DO THIS
In the entries that follow, find the word "Model" and report each line it is on.

RECORDS FOR THIS EXERCISE

──────

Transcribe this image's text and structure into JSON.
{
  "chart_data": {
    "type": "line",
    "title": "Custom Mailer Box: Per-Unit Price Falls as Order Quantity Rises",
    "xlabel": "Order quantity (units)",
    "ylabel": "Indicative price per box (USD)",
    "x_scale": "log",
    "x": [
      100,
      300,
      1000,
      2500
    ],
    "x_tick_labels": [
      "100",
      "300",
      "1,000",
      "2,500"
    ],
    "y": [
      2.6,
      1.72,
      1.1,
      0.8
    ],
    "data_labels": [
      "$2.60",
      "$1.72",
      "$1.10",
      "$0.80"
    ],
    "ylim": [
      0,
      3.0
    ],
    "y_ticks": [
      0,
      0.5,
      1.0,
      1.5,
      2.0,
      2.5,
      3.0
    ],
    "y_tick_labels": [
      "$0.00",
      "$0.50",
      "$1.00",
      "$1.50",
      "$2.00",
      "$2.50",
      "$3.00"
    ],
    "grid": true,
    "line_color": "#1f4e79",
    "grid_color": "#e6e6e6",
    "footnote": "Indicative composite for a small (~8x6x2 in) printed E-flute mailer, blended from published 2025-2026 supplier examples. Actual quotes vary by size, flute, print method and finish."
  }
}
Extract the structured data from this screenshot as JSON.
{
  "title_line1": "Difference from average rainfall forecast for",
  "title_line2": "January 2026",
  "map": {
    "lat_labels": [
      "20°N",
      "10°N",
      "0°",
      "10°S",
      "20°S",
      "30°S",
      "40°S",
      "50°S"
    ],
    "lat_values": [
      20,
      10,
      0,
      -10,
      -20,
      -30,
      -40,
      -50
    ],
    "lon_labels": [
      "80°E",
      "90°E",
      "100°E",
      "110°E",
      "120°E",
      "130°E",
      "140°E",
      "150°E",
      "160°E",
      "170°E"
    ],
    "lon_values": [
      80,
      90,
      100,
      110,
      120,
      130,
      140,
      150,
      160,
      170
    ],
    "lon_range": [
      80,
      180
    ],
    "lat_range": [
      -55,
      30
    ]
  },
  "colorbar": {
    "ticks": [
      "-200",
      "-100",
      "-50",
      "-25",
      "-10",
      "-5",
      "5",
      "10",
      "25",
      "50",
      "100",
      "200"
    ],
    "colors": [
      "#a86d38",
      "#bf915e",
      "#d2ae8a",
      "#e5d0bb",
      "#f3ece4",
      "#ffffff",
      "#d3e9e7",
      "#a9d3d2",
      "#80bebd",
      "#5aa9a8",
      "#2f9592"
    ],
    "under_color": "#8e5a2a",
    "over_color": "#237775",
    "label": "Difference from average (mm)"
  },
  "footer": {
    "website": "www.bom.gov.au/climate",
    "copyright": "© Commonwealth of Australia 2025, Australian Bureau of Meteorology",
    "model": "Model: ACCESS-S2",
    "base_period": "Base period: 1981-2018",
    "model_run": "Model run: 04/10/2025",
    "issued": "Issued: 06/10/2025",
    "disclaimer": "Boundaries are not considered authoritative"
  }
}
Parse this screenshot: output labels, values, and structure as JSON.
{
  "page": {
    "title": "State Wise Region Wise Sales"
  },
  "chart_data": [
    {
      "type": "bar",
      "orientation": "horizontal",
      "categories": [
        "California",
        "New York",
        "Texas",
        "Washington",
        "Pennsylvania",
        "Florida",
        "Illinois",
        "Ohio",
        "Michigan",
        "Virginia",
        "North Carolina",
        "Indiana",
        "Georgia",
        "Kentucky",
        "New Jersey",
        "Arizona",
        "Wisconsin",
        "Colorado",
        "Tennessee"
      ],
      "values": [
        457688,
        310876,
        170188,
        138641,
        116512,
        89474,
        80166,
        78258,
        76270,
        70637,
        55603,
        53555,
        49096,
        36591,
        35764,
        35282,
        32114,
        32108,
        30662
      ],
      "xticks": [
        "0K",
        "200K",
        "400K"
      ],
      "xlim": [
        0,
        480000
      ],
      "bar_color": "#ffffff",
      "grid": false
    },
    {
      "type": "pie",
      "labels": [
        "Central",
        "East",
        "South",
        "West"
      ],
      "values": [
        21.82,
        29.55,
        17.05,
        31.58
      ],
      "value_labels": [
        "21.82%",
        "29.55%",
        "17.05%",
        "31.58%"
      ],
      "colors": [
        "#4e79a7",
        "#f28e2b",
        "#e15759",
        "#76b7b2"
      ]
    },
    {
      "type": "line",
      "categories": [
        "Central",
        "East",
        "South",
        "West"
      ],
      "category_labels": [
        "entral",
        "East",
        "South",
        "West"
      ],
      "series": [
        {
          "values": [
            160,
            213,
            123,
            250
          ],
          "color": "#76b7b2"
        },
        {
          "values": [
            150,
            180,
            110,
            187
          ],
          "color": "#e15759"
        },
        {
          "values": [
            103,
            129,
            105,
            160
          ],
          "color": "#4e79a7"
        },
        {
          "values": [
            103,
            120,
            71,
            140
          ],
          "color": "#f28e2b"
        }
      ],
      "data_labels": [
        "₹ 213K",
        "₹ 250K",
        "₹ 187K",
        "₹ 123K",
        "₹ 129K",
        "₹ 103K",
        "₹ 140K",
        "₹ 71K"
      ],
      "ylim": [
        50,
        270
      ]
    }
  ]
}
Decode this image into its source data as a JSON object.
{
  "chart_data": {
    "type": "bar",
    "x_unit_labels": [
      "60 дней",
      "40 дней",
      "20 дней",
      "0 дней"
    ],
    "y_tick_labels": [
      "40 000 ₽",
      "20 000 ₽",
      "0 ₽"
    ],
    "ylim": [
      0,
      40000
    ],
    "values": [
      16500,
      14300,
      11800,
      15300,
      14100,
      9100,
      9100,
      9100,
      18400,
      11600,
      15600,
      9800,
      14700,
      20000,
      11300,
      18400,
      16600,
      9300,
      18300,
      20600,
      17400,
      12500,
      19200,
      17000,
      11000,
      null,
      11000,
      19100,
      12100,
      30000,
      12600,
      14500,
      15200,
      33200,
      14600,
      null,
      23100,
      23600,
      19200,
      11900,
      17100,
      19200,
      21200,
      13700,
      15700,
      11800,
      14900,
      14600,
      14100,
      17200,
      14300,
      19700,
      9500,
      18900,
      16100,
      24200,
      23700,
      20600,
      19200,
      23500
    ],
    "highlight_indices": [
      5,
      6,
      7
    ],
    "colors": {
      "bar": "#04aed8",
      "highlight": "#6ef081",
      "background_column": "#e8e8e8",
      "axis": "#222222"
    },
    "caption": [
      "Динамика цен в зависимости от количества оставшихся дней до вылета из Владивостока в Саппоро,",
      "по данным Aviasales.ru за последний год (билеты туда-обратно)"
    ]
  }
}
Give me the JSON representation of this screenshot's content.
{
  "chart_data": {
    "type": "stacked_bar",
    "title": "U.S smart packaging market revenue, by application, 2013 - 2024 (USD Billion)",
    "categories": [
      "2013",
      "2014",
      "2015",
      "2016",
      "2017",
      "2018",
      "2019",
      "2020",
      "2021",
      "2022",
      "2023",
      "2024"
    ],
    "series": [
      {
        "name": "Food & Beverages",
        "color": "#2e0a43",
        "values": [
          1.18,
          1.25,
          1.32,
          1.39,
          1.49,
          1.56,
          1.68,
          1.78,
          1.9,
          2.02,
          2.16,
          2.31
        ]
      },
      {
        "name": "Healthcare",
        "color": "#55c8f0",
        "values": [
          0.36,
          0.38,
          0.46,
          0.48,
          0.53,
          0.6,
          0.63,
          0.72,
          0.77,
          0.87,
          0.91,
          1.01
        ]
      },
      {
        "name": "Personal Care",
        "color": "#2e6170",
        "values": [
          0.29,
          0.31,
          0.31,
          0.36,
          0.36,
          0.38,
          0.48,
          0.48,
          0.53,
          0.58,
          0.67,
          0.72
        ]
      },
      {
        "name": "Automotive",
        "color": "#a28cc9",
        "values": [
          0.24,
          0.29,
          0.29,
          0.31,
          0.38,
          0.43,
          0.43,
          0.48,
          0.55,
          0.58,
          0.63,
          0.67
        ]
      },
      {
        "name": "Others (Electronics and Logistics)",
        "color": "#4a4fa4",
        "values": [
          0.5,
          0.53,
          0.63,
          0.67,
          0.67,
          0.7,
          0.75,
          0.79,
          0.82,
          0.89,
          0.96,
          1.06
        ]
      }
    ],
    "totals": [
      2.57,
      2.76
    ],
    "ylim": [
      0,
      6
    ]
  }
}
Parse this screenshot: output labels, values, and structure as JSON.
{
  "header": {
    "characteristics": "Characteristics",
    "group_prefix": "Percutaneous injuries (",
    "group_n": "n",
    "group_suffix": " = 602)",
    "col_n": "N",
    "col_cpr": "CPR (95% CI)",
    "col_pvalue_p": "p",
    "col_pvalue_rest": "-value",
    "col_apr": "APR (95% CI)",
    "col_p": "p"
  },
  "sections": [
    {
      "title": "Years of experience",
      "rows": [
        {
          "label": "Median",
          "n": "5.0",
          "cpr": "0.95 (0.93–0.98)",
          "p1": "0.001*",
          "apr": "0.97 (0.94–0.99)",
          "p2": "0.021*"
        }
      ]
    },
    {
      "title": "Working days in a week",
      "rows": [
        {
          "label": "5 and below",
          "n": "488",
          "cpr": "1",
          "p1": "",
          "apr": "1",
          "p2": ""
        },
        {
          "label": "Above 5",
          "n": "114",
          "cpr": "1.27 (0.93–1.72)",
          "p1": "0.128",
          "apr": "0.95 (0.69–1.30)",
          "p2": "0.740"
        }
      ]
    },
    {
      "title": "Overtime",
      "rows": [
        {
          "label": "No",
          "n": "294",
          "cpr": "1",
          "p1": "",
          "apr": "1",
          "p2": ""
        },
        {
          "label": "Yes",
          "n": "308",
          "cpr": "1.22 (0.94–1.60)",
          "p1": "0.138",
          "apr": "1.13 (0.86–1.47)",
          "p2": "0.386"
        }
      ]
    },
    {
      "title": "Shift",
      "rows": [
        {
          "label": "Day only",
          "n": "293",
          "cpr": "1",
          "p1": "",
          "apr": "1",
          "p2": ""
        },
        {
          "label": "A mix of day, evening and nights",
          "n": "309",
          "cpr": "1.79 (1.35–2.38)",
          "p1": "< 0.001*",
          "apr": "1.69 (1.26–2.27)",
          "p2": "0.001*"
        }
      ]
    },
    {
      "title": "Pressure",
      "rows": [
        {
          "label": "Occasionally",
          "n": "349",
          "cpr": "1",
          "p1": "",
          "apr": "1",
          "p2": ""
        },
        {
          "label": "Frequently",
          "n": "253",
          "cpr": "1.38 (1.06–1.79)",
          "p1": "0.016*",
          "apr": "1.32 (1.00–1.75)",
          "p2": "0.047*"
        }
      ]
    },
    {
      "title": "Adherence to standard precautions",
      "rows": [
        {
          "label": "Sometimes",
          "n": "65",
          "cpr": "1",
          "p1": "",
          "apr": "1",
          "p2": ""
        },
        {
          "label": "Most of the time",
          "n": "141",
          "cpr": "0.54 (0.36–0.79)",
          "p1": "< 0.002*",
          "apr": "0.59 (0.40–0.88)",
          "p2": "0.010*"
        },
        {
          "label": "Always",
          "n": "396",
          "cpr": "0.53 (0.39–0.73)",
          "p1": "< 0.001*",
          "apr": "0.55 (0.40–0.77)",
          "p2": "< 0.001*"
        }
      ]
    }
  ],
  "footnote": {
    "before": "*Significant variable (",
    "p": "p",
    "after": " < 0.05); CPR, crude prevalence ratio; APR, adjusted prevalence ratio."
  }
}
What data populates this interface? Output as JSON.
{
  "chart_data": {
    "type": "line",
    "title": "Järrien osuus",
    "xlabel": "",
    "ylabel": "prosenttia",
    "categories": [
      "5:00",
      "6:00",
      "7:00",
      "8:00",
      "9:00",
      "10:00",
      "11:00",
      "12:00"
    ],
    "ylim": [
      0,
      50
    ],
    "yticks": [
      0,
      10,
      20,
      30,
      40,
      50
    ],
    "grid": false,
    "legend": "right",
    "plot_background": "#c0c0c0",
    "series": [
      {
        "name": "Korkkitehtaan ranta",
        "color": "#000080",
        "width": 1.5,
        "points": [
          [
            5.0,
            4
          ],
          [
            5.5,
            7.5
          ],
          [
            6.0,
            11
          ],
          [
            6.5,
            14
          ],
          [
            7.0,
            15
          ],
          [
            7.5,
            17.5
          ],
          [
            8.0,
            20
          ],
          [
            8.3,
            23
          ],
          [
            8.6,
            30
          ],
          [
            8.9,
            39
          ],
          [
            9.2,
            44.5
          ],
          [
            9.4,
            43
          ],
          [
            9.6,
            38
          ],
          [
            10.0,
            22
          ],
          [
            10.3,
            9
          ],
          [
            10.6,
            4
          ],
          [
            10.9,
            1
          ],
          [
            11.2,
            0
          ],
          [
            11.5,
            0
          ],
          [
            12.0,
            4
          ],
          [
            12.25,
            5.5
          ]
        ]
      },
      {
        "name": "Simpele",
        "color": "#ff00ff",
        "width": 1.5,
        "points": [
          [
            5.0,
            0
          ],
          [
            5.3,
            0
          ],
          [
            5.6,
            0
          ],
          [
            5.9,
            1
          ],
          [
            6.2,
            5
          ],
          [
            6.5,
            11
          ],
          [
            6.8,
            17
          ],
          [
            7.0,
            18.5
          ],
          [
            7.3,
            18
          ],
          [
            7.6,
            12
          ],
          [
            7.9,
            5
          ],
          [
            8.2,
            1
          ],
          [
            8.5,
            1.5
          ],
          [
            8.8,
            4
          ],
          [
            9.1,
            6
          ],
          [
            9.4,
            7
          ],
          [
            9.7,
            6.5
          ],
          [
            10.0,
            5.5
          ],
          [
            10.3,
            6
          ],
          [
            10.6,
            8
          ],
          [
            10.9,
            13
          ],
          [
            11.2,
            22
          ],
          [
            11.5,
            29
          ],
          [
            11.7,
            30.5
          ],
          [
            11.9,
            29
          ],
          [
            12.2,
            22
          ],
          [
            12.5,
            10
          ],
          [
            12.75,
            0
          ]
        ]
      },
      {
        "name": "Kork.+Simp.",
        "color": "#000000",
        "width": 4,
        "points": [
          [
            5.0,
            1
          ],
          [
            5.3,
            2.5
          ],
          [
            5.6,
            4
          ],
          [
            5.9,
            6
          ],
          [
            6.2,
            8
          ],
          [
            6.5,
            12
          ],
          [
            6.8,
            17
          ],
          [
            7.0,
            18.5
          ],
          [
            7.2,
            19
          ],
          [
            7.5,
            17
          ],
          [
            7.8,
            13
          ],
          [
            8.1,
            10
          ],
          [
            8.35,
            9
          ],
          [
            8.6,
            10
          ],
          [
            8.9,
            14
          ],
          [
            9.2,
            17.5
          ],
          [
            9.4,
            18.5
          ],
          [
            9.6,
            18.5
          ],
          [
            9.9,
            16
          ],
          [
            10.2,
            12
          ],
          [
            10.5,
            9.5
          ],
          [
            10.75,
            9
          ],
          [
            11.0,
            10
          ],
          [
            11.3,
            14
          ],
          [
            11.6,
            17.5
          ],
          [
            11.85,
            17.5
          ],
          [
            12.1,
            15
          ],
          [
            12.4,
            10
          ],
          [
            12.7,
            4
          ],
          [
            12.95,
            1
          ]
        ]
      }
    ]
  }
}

──────

RESPONSE TO THIS TASK
    "model": "Model: ACCESS-S2",
    "model_run": "Model run: 04/10/2025",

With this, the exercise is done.